## [SOAL UNTUK DISELESAIKAN]
- a) Jawab pertanyaan berikut berdasarkan teks tentang Natsir:
(i) Di bawah asuhan siapa Natsir memasuki studi Islam di Persatuan Islam?
(ii) Kursus apa yang diambil Natsir pada tahun 1931-1932?
(iii) Apa yang kemudian dilakukan alumni sekolah Pendidikan Islam?
- b) Kembalikan baris-baris catatan tanpa perubahan apa pun, mulai dari baris pertama catatan sampai baris yang memuat "allocation-row [196, 409, 716, 433]", dengan kedua ujungnya ikut disertakan.

## [TEKS KUTIPAN]
####
Natsir kemudian memasuki studi Islam di ‘Persatuan Islam’ di bawah asuhan Ustad A. Hassan. Siang hari, bersama A. Hassan, Natsir bekerja menerbitkan majalah ”Pembela Islam”.

Malamnya, dia mengaji al-Quran dan membaca kitab-kitab berbahasa Arab dan Inggris. Tahun 1931-1932, Natsir mengambil kursus guru diploma LO (Lager Onderwijs). Maka, tahun 1932-1942 Natsir dipercaya sebagai Direktur Pendidikan Islam (Pendis) Bandung.

Di sekolah Pendidikan Islam inilah, para siswa digembleng ilmu-ilmu agama dan sikap perjuangan. Alumninya kemudian mendirikan sekolah-sekolah sejenis di berbagai daerah.
####
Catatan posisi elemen

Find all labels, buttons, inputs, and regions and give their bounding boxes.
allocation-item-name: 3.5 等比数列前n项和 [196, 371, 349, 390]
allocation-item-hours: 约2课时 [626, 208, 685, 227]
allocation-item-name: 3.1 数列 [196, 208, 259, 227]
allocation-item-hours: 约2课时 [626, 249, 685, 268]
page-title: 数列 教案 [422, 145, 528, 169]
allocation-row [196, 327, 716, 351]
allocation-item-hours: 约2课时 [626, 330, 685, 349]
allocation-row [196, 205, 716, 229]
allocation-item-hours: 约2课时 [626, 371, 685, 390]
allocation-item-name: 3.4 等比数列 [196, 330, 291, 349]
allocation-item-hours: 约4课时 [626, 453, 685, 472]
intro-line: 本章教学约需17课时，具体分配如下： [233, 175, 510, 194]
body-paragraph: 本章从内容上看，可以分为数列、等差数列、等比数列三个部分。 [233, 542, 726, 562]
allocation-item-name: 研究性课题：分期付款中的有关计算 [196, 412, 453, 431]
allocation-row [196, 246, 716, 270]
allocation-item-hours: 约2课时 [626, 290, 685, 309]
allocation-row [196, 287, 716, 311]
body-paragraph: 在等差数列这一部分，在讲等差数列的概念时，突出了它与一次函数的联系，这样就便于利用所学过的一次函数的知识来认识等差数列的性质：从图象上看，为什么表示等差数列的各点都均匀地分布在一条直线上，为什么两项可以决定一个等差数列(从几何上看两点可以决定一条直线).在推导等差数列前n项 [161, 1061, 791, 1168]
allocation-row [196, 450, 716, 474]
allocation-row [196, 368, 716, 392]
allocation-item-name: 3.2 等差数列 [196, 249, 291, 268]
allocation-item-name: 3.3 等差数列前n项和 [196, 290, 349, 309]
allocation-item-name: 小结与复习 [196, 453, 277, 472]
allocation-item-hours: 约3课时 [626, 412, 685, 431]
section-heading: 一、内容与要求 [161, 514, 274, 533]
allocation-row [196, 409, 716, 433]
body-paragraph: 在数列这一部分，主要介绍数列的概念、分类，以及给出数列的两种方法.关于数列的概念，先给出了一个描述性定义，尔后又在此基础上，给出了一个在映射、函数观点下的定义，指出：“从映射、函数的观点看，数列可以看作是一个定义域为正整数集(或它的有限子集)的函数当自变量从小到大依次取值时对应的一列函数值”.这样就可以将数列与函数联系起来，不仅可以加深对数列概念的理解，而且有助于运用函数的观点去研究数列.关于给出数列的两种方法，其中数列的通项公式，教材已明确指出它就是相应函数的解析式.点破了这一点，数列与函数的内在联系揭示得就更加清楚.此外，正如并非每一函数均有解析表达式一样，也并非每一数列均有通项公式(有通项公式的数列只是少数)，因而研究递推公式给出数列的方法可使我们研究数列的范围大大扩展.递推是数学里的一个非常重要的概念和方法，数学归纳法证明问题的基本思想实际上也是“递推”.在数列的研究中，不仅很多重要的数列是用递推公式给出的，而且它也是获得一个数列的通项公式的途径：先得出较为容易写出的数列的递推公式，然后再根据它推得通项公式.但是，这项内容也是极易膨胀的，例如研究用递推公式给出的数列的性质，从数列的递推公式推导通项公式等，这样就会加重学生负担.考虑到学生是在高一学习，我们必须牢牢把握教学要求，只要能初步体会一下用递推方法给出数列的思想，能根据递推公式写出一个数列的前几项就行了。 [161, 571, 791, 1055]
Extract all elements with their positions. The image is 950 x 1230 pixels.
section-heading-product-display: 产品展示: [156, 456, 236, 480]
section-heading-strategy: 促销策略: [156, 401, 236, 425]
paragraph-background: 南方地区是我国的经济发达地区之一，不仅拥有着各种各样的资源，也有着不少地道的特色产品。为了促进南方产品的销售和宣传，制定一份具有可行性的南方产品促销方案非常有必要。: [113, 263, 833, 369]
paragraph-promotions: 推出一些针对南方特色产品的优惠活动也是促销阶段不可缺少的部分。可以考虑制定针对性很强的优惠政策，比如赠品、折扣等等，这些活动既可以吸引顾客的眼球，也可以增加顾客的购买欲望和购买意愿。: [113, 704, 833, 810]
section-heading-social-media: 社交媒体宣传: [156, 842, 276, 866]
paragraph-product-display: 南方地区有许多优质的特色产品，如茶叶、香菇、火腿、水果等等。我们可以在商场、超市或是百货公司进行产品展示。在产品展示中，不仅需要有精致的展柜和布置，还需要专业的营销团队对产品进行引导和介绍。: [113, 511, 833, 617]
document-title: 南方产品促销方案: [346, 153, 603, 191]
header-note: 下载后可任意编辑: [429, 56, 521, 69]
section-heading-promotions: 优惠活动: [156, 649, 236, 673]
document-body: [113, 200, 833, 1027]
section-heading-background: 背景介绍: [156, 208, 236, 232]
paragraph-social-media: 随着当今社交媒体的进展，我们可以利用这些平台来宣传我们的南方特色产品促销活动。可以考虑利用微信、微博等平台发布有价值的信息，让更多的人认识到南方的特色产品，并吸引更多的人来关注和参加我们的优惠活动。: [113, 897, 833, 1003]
####
## [KELUARAN YANG DIHARAPKAN]
- a)
(i) Ustad A. Hassan.
(ii) Kursus guru diploma LO (Lager Onderwijs).
(iii) Mereka mendirikan sekolah-sekolah sejenis di berbagai daerah.

- b)
Find all labels, buttons, inputs, and regions and give their bounding boxes.
allocation-item-name: 3.5 等比数列前n项和 [196, 371, 349, 390]
allocation-item-hours: 约2课时 [626, 208, 685, 227]
allocation-item-name: 3.1 数列 [196, 208, 259, 227]
allocation-item-hours: 约2课时 [626, 249, 685, 268]
page-title: 数列 教案 [422, 145, 528, 169]
allocation-row [196, 327, 716, 351]
allocation-item-hours: 约2课时 [626, 330, 685, 349]
allocation-row [196, 205, 716, 229]
allocation-item-hours: 约2课时 [626, 371, 685, 390]
allocation-item-name: 3.4 等比数列 [196, 330, 291, 349]
allocation-item-hours: 约4课时 [626, 453, 685, 472]
intro-line: 本章教学约需17课时，具体分配如下： [233, 175, 510, 194]
body-paragraph: 本章从内容上看，可以分为数列、等差数列、等比数列三个部分。 [233, 542, 726, 562]
allocation-item-name: 研究性课题：分期付款中的有关计算 [196, 412, 453, 431]
allocation-row [196, 246, 716, 270]
allocation-item-hours: 约2课时 [626, 290, 685, 309]
allocation-row [196, 287, 716, 311]
body-paragraph: 在等差数列这一部分，在讲等差数列的概念时，突出了它与一次函数的联系，这样就便于利用所学过的一次函数的知识来认识等差数列的性质：从图象上看，为什么表示等差数列的各点都均匀地分布在一条直线上，为什么两项可以决定一个等差数列(从几何上看两点可以决定一条直线).在推导等差数列前n项 [161, 1061, 791, 1168]
allocation-row [196, 450, 716, 474]
allocation-row [196, 368, 716, 392]
allocation-item-name: 3.2 等差数列 [196, 249, 291, 268]
allocation-item-name: 3.3 等差数列前n项和 [196, 290, 349, 309]
allocation-item-name: 小结与复习 [196, 453, 277, 472]
allocation-item-hours: 约3课时 [626, 412, 685, 431]
section-heading: 一、内容与要求 [161, 514, 274, 533]
allocation-row [196, 409, 716, 433]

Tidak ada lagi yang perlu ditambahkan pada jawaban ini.